▶ INSTRUCTION:
From the listing below, work out how many lines contain "React". Reply with that number only.

Data entries:

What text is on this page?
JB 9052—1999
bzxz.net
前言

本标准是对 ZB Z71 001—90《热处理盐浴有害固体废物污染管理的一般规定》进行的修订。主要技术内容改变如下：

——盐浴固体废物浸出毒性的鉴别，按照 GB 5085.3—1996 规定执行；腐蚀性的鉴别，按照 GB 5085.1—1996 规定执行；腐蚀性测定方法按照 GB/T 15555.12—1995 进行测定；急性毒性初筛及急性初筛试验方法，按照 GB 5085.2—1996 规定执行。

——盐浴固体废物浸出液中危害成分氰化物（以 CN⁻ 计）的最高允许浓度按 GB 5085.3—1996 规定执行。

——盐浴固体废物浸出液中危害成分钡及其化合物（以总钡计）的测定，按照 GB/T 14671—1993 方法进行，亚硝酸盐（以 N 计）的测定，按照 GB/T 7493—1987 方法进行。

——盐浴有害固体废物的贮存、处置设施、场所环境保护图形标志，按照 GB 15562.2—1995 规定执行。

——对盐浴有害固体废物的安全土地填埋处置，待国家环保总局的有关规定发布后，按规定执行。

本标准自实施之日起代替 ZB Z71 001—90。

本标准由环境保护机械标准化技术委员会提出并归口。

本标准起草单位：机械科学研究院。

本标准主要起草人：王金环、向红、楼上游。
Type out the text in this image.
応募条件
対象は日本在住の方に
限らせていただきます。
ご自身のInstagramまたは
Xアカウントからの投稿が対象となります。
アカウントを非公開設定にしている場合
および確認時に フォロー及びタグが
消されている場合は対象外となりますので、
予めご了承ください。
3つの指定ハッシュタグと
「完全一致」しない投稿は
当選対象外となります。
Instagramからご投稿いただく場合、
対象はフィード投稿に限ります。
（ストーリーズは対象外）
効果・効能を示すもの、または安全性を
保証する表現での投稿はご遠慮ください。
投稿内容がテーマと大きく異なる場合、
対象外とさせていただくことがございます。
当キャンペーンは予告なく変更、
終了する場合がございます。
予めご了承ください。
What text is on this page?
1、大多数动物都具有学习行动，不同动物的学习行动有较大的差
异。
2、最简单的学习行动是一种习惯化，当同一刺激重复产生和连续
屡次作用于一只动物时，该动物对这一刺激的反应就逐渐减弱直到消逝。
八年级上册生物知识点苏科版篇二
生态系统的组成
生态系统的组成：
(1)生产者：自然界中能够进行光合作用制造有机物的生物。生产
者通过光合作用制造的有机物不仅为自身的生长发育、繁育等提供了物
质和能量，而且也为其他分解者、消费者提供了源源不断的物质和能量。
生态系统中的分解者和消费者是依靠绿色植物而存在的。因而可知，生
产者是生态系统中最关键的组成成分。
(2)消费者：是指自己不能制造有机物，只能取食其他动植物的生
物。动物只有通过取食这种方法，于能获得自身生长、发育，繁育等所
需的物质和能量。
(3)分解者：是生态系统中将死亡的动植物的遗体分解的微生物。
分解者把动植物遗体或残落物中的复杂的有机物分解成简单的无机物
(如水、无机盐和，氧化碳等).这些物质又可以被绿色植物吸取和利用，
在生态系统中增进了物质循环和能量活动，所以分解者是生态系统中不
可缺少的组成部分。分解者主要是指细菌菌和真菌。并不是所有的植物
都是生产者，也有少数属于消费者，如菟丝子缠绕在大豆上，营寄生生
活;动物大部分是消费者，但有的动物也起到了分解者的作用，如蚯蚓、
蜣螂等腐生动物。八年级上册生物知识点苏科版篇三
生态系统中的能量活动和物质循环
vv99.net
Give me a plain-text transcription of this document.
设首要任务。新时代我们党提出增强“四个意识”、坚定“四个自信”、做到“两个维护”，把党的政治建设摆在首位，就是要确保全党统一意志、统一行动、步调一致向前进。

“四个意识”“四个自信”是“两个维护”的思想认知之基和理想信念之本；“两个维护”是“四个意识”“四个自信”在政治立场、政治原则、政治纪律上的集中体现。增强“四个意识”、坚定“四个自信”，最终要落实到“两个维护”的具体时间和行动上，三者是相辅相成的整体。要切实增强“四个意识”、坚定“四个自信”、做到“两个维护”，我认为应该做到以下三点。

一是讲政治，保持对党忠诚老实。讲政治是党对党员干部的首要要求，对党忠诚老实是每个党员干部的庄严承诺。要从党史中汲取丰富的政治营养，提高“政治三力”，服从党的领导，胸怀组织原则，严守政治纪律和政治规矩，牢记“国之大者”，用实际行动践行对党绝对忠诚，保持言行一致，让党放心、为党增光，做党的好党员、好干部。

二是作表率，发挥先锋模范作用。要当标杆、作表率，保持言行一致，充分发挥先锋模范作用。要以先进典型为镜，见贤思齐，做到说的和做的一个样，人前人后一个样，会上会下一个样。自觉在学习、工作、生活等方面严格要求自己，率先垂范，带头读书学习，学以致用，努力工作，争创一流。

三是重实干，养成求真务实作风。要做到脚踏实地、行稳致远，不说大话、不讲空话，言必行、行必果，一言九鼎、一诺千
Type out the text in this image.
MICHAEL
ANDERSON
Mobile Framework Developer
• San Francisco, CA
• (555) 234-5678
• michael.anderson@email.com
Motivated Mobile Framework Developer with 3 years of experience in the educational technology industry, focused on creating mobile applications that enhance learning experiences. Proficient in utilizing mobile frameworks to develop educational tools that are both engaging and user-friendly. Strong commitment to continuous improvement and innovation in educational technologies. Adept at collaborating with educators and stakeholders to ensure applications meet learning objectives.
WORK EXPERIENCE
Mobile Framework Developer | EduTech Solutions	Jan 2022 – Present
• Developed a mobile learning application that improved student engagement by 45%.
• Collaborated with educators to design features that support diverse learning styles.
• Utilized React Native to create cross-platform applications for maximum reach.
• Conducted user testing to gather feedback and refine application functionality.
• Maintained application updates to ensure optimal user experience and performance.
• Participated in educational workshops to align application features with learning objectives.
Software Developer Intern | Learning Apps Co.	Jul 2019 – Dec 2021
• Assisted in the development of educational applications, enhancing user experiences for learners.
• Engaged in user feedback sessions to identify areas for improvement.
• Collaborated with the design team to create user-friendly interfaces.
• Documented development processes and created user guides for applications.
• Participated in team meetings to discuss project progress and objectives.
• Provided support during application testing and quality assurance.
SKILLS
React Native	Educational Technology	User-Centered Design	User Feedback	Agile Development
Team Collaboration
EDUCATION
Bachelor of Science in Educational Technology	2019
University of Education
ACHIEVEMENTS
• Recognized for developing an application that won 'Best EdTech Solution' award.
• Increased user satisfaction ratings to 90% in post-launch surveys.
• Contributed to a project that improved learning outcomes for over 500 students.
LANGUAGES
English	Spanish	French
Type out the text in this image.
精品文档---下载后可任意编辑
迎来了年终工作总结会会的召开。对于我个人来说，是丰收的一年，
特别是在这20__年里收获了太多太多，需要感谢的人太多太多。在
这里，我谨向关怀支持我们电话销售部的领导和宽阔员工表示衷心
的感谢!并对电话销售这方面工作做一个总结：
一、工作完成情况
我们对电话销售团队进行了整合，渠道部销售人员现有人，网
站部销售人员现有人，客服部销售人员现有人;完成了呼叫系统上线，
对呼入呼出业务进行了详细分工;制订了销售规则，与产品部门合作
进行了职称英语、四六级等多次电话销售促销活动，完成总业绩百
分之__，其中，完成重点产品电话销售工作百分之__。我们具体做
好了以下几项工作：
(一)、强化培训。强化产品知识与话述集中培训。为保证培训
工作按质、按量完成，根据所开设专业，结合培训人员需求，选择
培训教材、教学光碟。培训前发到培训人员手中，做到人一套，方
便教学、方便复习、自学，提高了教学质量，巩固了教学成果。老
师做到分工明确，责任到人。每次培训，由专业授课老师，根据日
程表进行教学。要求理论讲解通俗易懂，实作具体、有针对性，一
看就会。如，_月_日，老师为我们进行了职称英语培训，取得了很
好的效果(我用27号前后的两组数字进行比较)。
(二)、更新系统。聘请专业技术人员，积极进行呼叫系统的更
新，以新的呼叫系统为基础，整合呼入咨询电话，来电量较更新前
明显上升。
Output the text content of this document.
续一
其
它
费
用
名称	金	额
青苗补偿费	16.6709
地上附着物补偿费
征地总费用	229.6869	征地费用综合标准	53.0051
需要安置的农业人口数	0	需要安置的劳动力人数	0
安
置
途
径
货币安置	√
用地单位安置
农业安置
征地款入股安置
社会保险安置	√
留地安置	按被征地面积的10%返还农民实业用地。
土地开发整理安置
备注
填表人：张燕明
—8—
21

▶ RESPONSE BELOW:
2